Excerpt from a dataset:
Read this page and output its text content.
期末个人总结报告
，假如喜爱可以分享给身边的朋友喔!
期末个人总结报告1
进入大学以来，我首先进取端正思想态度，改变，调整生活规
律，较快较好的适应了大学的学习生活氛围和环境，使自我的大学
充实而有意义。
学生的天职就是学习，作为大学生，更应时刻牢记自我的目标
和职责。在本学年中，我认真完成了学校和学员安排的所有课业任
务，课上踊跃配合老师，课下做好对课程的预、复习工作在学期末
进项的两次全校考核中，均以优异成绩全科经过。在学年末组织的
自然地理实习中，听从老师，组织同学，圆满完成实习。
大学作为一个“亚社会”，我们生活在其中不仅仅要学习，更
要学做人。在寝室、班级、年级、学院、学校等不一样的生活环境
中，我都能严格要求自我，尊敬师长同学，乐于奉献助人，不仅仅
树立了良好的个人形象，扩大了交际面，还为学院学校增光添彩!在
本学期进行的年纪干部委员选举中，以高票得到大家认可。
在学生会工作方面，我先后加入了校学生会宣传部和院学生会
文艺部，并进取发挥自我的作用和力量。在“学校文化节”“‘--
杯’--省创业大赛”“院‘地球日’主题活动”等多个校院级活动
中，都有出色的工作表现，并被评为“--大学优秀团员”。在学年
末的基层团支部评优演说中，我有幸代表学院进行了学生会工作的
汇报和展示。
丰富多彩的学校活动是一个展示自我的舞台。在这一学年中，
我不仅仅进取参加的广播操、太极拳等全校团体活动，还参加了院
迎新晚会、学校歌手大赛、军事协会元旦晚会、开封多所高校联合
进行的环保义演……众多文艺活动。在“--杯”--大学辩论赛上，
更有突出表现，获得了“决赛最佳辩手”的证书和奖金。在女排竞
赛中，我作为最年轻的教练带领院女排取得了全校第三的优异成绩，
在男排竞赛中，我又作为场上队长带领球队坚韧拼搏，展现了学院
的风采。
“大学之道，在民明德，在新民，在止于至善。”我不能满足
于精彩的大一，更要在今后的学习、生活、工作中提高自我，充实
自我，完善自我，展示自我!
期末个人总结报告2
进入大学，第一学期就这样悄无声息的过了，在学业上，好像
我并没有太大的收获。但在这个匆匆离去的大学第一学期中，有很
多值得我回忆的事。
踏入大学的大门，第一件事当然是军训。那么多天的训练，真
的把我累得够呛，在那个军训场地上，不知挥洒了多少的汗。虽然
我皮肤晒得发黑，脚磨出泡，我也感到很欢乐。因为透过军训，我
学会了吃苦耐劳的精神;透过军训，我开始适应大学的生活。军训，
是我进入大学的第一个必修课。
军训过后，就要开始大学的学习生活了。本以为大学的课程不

### Exercise objective
Write the entire listing out again, word for word.

### Response
Read this page and output its text content.
期末个人总结报告
，假如喜爱可以分享给身边的朋友喔!
期末个人总结报告1
进入大学以来，我首先进取端正思想态度，改变，调整生活规
律，较快较好的适应了大学的学习生活氛围和环境，使自我的大学
充实而有意义。
学生的天职就是学习，作为大学生，更应时刻牢记自我的目标
和职责。在本学年中，我认真完成了学校和学员安排的所有课业任
务，课上踊跃配合老师，课下做好对课程的预、复习工作在学期末
进项的两次全校考核中，均以优异成绩全科经过。在学年末组织的
自然地理实习中，听从老师，组织同学，圆满完成实习。
大学作为一个“亚社会”，我们生活在其中不仅仅要学习，更
要学做人。在寝室、班级、年级、学院、学校等不一样的生活环境
中，我都能严格要求自我，尊敬师长同学，乐于奉献助人，不仅仅
树立了良好的个人形象，扩大了交际面，还为学院学校增光添彩!在
本学期进行的年纪干部委员选举中，以高票得到大家认可。
在学生会工作方面，我先后加入了校学生会宣传部和院学生会
文艺部，并进取发挥自我的作用和力量。在“学校文化节”“‘--
杯’--省创业大赛”“院‘地球日’主题活动”等多个校院级活动
中，都有出色的工作表现，并被评为“--大学优秀团员”。在学年
末的基层团支部评优演说中，我有幸代表学院进行了学生会工作的
汇报和展示。
丰富多彩的学校活动是一个展示自我的舞台。在这一学年中，
我不仅仅进取参加的广播操、太极拳等全校团体活动，还参加了院
迎新晚会、学校歌手大赛、军事协会元旦晚会、开封多所高校联合
进行的环保义演……众多文艺活动。在“--杯”--大学辩论赛上，
更有突出表现，获得了“决赛最佳辩手”的证书和奖金。在女排竞
赛中，我作为最年轻的教练带领院女排取得了全校第三的优异成绩，
在男排竞赛中，我又作为场上队长带领球队坚韧拼搏，展现了学院
的风采。
“大学之道，在民明德，在新民，在止于至善。”我不能满足
于精彩的大一，更要在今后的学习、生活、工作中提高自我，充实
自我，完善自我，展示自我!
期末个人总结报告2
进入大学，第一学期就这样悄无声息的过了，在学业上，好像
我并没有太大的收获。但在这个匆匆离去的大学第一学期中，有很
多值得我回忆的事。
踏入大学的大门，第一件事当然是军训。那么多天的训练，真
的把我累得够呛，在那个军训场地上，不知挥洒了多少的汗。虽然
我皮肤晒得发黑，脚磨出泡，我也感到很欢乐。因为透过军训，我
学会了吃苦耐劳的精神;透过军训，我开始适应大学的生活。军训，
是我进入大学的第一个必修课。
军训过后，就要开始大学的学习生活了。本以为大学的课程不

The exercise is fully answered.